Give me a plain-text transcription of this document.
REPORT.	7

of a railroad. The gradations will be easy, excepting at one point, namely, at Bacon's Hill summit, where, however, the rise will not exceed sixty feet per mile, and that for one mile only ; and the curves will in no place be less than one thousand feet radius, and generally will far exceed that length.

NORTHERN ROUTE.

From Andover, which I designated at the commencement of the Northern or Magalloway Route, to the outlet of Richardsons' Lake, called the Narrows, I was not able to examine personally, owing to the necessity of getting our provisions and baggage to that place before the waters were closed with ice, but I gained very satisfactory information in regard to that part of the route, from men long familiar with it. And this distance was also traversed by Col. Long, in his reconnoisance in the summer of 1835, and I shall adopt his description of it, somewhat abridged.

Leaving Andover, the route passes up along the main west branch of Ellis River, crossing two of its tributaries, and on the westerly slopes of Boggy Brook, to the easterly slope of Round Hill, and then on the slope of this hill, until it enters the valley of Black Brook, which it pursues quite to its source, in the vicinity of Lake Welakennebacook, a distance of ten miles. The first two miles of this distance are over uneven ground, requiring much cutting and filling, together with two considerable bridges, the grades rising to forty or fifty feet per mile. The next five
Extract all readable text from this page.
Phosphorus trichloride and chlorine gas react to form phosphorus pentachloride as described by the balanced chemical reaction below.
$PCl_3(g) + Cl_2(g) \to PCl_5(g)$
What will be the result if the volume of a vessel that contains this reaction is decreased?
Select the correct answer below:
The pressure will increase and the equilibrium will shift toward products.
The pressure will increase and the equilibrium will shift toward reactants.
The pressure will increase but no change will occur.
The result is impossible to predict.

WORK INSTRUCTIONS
Restate each record exactly as written.

SOLUTION TO THIS TASK
Give me a plain-text transcription of this document.
REPORT.	7

of a railroad. The gradations will be easy, excepting at one point, namely, at Bacon's Hill summit, where, however, the rise will not exceed sixty feet per mile, and that for one mile only ; and the curves will in no place be less than one thousand feet radius, and generally will far exceed that length.

NORTHERN ROUTE.

From Andover, which I designated at the commencement of the Northern or Magalloway Route, to the outlet of Richardsons' Lake, called the Narrows, I was not able to examine personally, owing to the necessity of getting our provisions and baggage to that place before the waters were closed with ice, but I gained very satisfactory information in regard to that part of the route, from men long familiar with it. And this distance was also traversed by Col. Long, in his reconnoisance in the summer of 1835, and I shall adopt his description of it, somewhat abridged.

Leaving Andover, the route passes up along the main west branch of Ellis River, crossing two of its tributaries, and on the westerly slopes of Boggy Brook, to the easterly slope of Round Hill, and then on the slope of this hill, until it enters the valley of Black Brook, which it pursues quite to its source, in the vicinity of Lake Welakennebacook, a distance of ten miles. The first two miles of this distance are over uneven ground, requiring much cutting and filling, together with two considerable bridges, the grades rising to forty or fifty feet per mile. The next five
Extract all readable text from this page.
Phosphorus trichloride and chlorine gas react to form phosphorus pentachloride as described by the balanced chemical reaction below.
$PCl_3(g) + Cl_2(g) \to PCl_5(g)$
What will be the result if the volume of a vessel that contains this reaction is decreased?
Select the correct answer below:
The pressure will increase and the equilibrium will shift toward products.
The pressure will increase and the equilibrium will shift toward reactants.
The pressure will increase but no change will occur.
The result is impossible to predict.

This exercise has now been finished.